DOCUMENT EXCERPT: Begin
Item 7.01 Regulation FD

On January 4, 2012, Community First, Inc. (the “Company”) and Southern Community Bank (“Southern Community”) jointly issued a press release announcing the sale by Community First Bank & Trust, a wholly owned bank subsidiary of the Company (the “Bank”) of certain of the assets and liabilities of the Bank’s financial service office located at 1950 Old Fort Parkway, Murfreesboro, Tennessee 37210 (the “Murfreesboro Branch”) to Southern Community. The press release is furnished as Exhibit 99.1 to this Current Report on Form 8-K.

 

Item 8.01 Other Events.

On December 28, 2011, the Bank and Southern Community entered into a Purchase and Assumption Agreement (the “Agreement”), that provides for the sale of certain assets and the transfer of certain liabilities relative to the Murfreesboro Branch. Under the terms of the Agreement, Southern Community will purchase certain assets of the Murfreesboro Branch, including approximately $8.05 million in loans and the fixtures and equipment associated with the Murfreesboro Branch. Southern Community will also assume substantially all of the deposit liabilities associated with the Murfreesboro Branch (which totaled approximately $32.9 million as of December 27, 2011) and is expected to assume the Bank’s lease on the Murfreesboro Branch location. The Bank is retaining approximately $6.7 million in loans related to the Murfreesboro Branch. The loans and fixtures and equipment being sold to Southern Community are being sold at the Bank’s book value. Southern Community will pay a premium of 4% on the deposit liabilities assumed.

The Agreement includes customary representations, warranties and covenants as well as customary indemnification and termination provisions. In addition, the Agreement includes a non-competition provision pursuant to which the Bank has agreed that for a period of two years from the closing date it will not open a branch facility or install an automated teller machine within ten miles of the Murfreesboro Branch. The transaction, which is subject to receipt of required regulatory approvals and the satisfaction of certain customary closing conditions, is expected to be completed during the first quarter of 2012.
DOCUMENT EXCERPT: End
ACTION ITEM: List every dollar amount stated in the branch sale filing. The items that come after it have nothing to do with the branch sale filing.
DATASET: Begin
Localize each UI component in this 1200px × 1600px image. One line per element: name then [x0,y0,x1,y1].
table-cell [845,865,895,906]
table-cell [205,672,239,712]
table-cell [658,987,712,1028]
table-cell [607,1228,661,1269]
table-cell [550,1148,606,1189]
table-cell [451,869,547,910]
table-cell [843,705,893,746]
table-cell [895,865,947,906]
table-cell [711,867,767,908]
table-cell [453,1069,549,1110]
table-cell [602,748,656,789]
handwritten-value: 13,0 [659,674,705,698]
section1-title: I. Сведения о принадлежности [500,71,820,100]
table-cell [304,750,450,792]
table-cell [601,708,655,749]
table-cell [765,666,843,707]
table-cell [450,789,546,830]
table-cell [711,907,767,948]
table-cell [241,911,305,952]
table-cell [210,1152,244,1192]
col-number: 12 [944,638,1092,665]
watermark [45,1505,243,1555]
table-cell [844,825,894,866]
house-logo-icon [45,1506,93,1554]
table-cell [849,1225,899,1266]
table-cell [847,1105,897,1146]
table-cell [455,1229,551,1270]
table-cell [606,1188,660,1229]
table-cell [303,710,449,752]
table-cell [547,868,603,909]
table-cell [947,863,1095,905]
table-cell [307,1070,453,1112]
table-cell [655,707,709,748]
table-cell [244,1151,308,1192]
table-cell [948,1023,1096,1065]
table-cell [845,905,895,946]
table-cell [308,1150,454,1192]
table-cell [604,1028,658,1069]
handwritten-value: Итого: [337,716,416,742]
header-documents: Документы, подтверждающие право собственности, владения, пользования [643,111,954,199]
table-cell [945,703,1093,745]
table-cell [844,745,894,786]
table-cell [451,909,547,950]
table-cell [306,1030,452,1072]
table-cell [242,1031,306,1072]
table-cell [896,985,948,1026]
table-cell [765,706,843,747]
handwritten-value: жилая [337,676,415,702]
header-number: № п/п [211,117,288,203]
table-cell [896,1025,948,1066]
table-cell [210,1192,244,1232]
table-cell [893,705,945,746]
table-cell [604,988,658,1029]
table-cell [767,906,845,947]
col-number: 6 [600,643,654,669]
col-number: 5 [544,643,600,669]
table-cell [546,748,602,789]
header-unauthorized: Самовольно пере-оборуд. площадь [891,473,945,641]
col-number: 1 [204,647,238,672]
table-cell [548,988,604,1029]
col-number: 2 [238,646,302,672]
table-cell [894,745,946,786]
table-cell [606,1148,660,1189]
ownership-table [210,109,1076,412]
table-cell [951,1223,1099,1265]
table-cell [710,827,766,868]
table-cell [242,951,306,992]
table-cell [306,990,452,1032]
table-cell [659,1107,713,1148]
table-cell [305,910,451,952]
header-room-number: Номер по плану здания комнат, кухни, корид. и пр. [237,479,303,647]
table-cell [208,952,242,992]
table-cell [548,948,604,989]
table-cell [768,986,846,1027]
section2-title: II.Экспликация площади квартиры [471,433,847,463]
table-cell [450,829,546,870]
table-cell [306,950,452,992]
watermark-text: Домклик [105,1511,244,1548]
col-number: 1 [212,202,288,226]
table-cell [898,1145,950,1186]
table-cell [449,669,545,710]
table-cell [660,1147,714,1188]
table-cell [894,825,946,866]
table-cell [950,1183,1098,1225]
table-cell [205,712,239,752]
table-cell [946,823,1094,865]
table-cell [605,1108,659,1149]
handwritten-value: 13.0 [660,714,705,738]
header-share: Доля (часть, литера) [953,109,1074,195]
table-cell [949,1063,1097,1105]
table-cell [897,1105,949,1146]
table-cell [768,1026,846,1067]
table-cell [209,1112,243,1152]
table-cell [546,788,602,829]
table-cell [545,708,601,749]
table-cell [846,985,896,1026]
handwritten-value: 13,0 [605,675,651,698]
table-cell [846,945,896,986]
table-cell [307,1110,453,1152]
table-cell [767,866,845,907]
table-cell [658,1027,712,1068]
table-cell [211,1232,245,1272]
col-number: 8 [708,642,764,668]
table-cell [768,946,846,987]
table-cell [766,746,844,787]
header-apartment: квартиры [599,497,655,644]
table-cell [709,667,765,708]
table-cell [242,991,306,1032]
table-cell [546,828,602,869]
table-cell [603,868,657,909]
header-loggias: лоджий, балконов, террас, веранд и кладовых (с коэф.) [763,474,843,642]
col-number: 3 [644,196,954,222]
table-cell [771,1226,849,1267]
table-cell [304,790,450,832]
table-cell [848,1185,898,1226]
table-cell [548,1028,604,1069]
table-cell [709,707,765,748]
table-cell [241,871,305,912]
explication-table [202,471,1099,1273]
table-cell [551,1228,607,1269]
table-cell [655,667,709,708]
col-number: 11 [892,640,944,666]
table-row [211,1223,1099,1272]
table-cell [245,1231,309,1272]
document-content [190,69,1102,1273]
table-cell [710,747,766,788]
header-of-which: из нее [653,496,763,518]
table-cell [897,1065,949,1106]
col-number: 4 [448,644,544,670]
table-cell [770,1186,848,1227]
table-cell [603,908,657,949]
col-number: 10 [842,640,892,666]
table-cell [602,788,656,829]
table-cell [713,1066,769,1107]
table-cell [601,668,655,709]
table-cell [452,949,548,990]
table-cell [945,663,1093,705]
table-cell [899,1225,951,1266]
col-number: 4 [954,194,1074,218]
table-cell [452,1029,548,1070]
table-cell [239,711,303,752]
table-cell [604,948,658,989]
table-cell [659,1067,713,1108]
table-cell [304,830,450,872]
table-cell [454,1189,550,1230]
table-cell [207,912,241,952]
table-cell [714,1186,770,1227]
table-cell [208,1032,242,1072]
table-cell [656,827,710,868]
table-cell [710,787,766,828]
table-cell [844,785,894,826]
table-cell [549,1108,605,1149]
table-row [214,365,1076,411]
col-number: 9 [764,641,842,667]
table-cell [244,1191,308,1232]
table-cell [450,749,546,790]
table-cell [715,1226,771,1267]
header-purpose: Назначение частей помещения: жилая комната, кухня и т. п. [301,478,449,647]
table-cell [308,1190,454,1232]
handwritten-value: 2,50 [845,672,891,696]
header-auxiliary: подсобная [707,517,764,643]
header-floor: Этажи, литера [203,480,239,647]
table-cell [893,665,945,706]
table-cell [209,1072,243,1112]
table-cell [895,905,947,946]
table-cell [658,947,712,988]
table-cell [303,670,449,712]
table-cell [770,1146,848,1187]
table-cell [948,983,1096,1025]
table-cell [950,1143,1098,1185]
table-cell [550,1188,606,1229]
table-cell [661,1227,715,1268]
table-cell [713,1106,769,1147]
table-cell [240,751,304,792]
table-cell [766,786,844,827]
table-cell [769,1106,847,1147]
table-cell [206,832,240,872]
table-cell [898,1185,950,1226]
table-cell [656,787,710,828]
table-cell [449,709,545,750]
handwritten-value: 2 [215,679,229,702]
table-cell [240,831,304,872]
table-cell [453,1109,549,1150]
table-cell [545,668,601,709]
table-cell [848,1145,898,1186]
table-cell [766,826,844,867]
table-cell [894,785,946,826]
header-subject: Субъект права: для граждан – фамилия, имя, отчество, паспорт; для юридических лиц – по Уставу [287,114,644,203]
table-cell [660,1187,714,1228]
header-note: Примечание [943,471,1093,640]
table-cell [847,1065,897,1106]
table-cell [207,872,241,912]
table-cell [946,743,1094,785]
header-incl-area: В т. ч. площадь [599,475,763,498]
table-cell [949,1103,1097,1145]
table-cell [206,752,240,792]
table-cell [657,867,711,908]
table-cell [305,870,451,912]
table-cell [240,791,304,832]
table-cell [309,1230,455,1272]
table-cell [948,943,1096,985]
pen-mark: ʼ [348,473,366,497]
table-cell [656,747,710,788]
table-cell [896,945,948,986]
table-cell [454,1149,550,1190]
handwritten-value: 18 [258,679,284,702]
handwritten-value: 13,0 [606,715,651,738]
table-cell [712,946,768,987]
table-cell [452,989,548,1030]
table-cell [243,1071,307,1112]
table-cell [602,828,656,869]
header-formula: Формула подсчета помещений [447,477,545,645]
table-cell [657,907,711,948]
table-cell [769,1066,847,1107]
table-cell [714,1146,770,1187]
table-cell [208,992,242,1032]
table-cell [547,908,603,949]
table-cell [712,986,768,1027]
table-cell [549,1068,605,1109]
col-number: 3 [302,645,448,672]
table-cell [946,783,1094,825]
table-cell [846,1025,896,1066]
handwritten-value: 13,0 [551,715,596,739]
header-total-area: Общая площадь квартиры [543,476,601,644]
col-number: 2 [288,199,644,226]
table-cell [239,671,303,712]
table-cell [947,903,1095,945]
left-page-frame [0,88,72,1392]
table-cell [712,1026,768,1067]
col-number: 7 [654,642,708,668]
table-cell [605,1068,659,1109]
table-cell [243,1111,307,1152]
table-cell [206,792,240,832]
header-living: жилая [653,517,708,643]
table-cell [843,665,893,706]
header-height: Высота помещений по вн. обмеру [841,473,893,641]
DATASET: End
RESPONSE BELOW: $8.05 million, $32.9 million, $6.7 million